* **What is required**
Show every line containing "more" by copying it.

* **Listed entries**

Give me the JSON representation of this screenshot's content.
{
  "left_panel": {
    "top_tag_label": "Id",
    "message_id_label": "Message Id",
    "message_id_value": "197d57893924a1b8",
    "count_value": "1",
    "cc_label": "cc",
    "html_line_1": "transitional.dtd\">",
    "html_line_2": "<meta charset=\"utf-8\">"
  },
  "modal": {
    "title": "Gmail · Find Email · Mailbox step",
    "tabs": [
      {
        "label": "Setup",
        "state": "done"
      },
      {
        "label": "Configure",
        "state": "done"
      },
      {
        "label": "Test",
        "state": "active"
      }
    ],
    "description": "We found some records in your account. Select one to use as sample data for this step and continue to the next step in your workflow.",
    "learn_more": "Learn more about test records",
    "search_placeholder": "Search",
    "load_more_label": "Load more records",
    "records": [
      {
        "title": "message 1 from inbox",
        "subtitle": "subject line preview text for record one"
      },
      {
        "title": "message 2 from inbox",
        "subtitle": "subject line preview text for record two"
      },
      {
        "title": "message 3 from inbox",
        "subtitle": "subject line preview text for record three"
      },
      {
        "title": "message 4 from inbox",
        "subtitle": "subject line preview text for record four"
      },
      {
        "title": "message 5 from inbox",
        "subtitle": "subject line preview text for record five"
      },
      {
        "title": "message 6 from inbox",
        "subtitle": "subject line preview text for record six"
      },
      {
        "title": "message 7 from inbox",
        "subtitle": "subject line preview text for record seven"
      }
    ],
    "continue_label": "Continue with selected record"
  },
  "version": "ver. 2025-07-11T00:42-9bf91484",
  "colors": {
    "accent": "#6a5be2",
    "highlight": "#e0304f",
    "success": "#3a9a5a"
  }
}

* **The response**
    "learn_more": "Learn more about test records",
    "load_more_label": "Load more records",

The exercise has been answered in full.